Repeat every record below exactly as it appears.

◇ ◇ ◇ ◇ ◇

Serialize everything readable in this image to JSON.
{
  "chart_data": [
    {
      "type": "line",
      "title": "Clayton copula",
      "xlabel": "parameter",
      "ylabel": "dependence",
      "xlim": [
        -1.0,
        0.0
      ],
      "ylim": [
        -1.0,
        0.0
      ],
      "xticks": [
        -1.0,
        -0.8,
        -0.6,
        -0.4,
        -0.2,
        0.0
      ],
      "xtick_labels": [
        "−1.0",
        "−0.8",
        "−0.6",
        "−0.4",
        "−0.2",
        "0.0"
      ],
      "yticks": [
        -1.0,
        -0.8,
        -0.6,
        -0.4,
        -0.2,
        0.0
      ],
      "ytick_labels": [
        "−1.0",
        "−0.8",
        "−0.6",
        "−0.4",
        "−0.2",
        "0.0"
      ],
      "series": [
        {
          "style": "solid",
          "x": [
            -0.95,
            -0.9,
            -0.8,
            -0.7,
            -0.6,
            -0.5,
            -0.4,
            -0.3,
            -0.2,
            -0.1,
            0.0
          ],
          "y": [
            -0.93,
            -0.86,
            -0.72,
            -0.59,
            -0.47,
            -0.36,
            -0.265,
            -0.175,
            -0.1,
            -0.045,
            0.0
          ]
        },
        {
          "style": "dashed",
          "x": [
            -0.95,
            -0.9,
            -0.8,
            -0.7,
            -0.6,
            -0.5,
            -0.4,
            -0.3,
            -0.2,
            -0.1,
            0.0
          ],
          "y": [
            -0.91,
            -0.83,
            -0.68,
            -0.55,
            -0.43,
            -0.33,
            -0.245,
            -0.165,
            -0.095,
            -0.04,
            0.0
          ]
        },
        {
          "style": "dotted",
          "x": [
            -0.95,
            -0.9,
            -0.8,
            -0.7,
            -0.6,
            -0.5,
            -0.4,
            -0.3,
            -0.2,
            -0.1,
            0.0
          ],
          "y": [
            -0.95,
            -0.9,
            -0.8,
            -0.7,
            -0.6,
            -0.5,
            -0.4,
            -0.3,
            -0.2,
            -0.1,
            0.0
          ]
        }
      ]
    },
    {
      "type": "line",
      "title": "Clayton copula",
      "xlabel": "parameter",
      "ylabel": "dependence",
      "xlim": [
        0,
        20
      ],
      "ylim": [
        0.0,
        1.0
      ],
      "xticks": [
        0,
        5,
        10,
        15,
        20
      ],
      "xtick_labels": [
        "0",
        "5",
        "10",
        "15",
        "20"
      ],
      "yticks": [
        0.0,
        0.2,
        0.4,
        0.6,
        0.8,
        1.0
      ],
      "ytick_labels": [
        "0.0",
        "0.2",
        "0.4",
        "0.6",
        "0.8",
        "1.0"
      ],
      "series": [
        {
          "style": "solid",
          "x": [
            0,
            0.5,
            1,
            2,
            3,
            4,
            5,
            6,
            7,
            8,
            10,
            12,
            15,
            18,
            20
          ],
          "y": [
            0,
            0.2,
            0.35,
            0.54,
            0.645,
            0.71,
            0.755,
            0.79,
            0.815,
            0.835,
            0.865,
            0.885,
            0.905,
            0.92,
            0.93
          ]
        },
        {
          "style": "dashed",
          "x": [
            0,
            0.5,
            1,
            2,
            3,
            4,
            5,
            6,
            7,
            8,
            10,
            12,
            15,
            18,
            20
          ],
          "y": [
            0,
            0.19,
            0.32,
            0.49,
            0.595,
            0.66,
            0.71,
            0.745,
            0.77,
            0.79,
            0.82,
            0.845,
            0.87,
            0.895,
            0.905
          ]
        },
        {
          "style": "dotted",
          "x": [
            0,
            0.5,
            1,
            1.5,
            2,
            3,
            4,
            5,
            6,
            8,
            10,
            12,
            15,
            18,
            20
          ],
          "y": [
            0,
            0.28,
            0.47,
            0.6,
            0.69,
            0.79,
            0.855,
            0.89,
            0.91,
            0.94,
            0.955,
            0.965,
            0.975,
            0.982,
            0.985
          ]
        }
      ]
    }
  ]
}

◇ ◇ ◇ ◇ ◇

= Reply =
Serialize everything readable in this image to JSON.
{
  "chart_data": [
    {
      "type": "line",
      "title": "Clayton copula",
      "xlabel": "parameter",
      "ylabel": "dependence",
      "xlim": [
        -1.0,
        0.0
      ],
      "ylim": [
        -1.0,
        0.0
      ],
      "xticks": [
        -1.0,
        -0.8,
        -0.6,
        -0.4,
        -0.2,
        0.0
      ],
      "xtick_labels": [
        "−1.0",
        "−0.8",
        "−0.6",
        "−0.4",
        "−0.2",
        "0.0"
      ],
      "yticks": [
        -1.0,
        -0.8,
        -0.6,
        -0.4,
        -0.2,
        0.0
      ],
      "ytick_labels": [
        "−1.0",
        "−0.8",
        "−0.6",
        "−0.4",
        "−0.2",
        "0.0"
      ],
      "series": [
        {
          "style": "solid",
          "x": [
            -0.95,
            -0.9,
            -0.8,
            -0.7,
            -0.6,
            -0.5,
            -0.4,
            -0.3,
            -0.2,
            -0.1,
            0.0
          ],
          "y": [
            -0.93,
            -0.86,
            -0.72,
            -0.59,
            -0.47,
            -0.36,
            -0.265,
            -0.175,
            -0.1,
            -0.045,
            0.0
          ]
        },
        {
          "style": "dashed",
          "x": [
            -0.95,
            -0.9,
            -0.8,
            -0.7,
            -0.6,
            -0.5,
            -0.4,
            -0.3,
            -0.2,
            -0.1,
            0.0
          ],
          "y": [
            -0.91,
            -0.83,
            -0.68,
            -0.55,
            -0.43,
            -0.33,
            -0.245,
            -0.165,
            -0.095,
            -0.04,
            0.0
          ]
        },
        {
          "style": "dotted",
          "x": [
            -0.95,
            -0.9,
            -0.8,
            -0.7,
            -0.6,
            -0.5,
            -0.4,
            -0.3,
            -0.2,
            -0.1,
            0.0
          ],
          "y": [
            -0.95,
            -0.9,
            -0.8,
            -0.7,
            -0.6,
            -0.5,
            -0.4,
            -0.3,
            -0.2,
            -0.1,
            0.0
          ]
        }
      ]
    },
    {
      "type": "line",
      "title": "Clayton copula",
      "xlabel": "parameter",
      "ylabel": "dependence",
      "xlim": [
        0,
        20
      ],
      "ylim": [
        0.0,
        1.0
      ],
      "xticks": [
        0,
        5,
        10,
        15,
        20
      ],
      "xtick_labels": [
        "0",
        "5",
        "10",
        "15",
        "20"
      ],
      "yticks": [
        0.0,
        0.2,
        0.4,
        0.6,
        0.8,
        1.0
      ],
      "ytick_labels": [
        "0.0",
        "0.2",
        "0.4",
        "0.6",
        "0.8",
        "1.0"
      ],
      "series": [
        {
          "style": "solid",
          "x": [
            0,
            0.5,
            1,
            2,
            3,
            4,
            5,
            6,
            7,
            8,
            10,
            12,
            15,
            18,
            20
          ],
          "y": [
            0,
            0.2,
            0.35,
            0.54,
            0.645,
            0.71,
            0.755,
            0.79,
            0.815,
            0.835,
            0.865,
            0.885,
            0.905,
            0.92,
            0.93
          ]
        },
        {
          "style": "dashed",
          "x": [
            0,
            0.5,
            1,
            2,
            3,
            4,
            5,
            6,
            7,
            8,
            10,
            12,
            15,
            18,
            20
          ],
          "y": [
            0,
            0.19,
            0.32,
            0.49,
            0.595,
            0.66,
            0.71,
            0.745,
            0.77,
            0.79,
            0.82,
            0.845,
            0.87,
            0.895,
            0.905
          ]
        },
        {
          "style": "dotted",
          "x": [
            0,
            0.5,
            1,
            1.5,
            2,
            3,
            4,
            5,
            6,
            8,
            10,
            12,
            15,
            18,
            20
          ],
          "y": [
            0,
            0.28,
            0.47,
            0.6,
            0.69,
            0.79,
            0.855,
            0.89,
            0.91,
            0.94,
            0.955,
            0.965,
            0.975,
            0.982,
            0.985
          ]
        }
      ]
    }
  ]
}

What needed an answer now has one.